■ Problem details
Copy each of the entries below character for character, keeping every line in its original order.

▬▬▬

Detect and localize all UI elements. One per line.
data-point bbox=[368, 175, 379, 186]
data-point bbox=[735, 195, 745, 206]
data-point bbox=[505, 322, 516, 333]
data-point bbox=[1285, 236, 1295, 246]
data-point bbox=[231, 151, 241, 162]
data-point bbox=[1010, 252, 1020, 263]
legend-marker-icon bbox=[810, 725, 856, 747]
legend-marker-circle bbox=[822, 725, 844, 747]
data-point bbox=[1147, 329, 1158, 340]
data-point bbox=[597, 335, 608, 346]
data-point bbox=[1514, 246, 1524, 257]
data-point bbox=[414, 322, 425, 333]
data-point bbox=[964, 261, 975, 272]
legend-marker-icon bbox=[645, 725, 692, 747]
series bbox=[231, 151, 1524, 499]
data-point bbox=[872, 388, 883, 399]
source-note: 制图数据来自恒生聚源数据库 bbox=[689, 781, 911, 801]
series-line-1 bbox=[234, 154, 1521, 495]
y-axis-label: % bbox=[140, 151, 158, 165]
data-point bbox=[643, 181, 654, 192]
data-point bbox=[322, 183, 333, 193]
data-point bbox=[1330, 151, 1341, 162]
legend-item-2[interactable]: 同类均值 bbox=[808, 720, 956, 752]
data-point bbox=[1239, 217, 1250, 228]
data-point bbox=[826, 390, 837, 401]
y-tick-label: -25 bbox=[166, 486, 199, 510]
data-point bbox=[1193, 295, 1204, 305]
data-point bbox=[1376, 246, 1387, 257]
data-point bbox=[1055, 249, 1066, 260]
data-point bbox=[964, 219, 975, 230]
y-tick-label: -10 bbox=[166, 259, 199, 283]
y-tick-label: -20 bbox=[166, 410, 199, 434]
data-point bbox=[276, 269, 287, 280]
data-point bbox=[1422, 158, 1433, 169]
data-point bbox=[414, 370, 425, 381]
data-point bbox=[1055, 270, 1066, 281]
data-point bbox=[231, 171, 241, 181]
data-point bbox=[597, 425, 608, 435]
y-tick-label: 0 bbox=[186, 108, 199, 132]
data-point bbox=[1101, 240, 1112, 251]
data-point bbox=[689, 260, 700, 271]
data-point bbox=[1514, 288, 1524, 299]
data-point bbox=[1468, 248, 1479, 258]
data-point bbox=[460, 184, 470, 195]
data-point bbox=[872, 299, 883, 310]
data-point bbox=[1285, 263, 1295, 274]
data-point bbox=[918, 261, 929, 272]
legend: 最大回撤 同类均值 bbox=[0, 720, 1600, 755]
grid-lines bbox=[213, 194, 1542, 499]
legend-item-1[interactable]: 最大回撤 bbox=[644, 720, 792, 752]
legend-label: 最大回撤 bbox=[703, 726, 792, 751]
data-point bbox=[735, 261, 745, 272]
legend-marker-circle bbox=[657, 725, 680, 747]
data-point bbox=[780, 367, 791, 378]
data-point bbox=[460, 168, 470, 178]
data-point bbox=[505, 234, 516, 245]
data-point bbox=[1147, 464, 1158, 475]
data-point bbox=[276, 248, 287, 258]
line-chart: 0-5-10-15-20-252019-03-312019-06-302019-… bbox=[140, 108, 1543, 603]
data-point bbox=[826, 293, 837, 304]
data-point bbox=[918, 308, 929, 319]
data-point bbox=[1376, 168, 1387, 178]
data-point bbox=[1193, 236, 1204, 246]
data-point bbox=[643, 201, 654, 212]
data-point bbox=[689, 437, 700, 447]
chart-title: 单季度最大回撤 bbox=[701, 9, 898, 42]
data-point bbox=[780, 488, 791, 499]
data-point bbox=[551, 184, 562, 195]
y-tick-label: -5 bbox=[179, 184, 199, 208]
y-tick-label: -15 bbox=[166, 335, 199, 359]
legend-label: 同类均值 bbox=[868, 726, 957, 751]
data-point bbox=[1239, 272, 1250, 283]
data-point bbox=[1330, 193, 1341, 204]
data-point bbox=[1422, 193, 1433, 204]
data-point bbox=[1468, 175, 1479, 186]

▬▬▬

■ Answer to this task
Detect and localize all UI elements. One per line.
data-point bbox=[368, 175, 379, 186]
data-point bbox=[735, 195, 745, 206]
data-point bbox=[505, 322, 516, 333]
data-point bbox=[1285, 236, 1295, 246]
data-point bbox=[231, 151, 241, 162]
data-point bbox=[1010, 252, 1020, 263]
legend-marker-icon bbox=[810, 725, 856, 747]
legend-marker-circle bbox=[822, 725, 844, 747]
data-point bbox=[1147, 329, 1158, 340]
data-point bbox=[597, 335, 608, 346]
data-point bbox=[1514, 246, 1524, 257]
data-point bbox=[414, 322, 425, 333]
data-point bbox=[964, 261, 975, 272]
legend-marker-icon bbox=[645, 725, 692, 747]
series bbox=[231, 151, 1524, 499]
data-point bbox=[872, 388, 883, 399]
source-note: 制图数据来自恒生聚源数据库 bbox=[689, 781, 911, 801]
series-line-1 bbox=[234, 154, 1521, 495]
y-axis-label: % bbox=[140, 151, 158, 165]
data-point bbox=[643, 181, 654, 192]
data-point bbox=[322, 183, 333, 193]
data-point bbox=[1330, 151, 1341, 162]
legend-item-2[interactable]: 同类均值 bbox=[808, 720, 956, 752]
data-point bbox=[1239, 217, 1250, 228]
data-point bbox=[826, 390, 837, 401]
y-tick-label: -25 bbox=[166, 486, 199, 510]
data-point bbox=[1193, 295, 1204, 305]
data-point bbox=[1376, 246, 1387, 257]
data-point bbox=[1055, 249, 1066, 260]
data-point bbox=[964, 219, 975, 230]
y-tick-label: -10 bbox=[166, 259, 199, 283]
y-tick-label: -20 bbox=[166, 410, 199, 434]
data-point bbox=[276, 269, 287, 280]
data-point bbox=[1422, 158, 1433, 169]
data-point bbox=[414, 370, 425, 381]
data-point bbox=[1055, 270, 1066, 281]
data-point bbox=[231, 171, 241, 181]
data-point bbox=[597, 425, 608, 435]
y-tick-label: 0 bbox=[186, 108, 199, 132]
data-point bbox=[1101, 240, 1112, 251]
data-point bbox=[689, 260, 700, 271]
data-point bbox=[1514, 288, 1524, 299]
data-point bbox=[1468, 248, 1479, 258]
data-point bbox=[460, 184, 470, 195]
data-point bbox=[872, 299, 883, 310]
data-point bbox=[1285, 263, 1295, 274]
data-point bbox=[918, 261, 929, 272]
legend: 最大回撤 同类均值 bbox=[0, 720, 1600, 755]
grid-lines bbox=[213, 194, 1542, 499]
legend-item-1[interactable]: 最大回撤 bbox=[644, 720, 792, 752]
legend-label: 最大回撤 bbox=[703, 726, 792, 751]
data-point bbox=[735, 261, 745, 272]
legend-marker-circle bbox=[657, 725, 680, 747]
data-point bbox=[780, 367, 791, 378]
data-point bbox=[460, 168, 470, 178]
data-point bbox=[505, 234, 516, 245]
data-point bbox=[1147, 464, 1158, 475]
data-point bbox=[276, 248, 287, 258]
line-chart: 0-5-10-15-20-252019-03-312019-06-302019-… bbox=[140, 108, 1543, 603]
data-point bbox=[826, 293, 837, 304]
data-point bbox=[918, 308, 929, 319]
data-point bbox=[1376, 168, 1387, 178]
data-point bbox=[1193, 236, 1204, 246]
data-point bbox=[643, 201, 654, 212]
data-point bbox=[689, 437, 700, 447]
chart-title: 单季度最大回撤 bbox=[701, 9, 898, 42]
data-point bbox=[780, 488, 791, 499]
data-point bbox=[551, 184, 562, 195]
y-tick-label: -5 bbox=[179, 184, 199, 208]
y-tick-label: -15 bbox=[166, 335, 199, 359]
legend-label: 同类均值 bbox=[868, 726, 957, 751]
data-point bbox=[1239, 272, 1250, 283]
data-point bbox=[1330, 193, 1341, 204]
data-point bbox=[1422, 193, 1433, 204]
data-point bbox=[1468, 175, 1479, 186]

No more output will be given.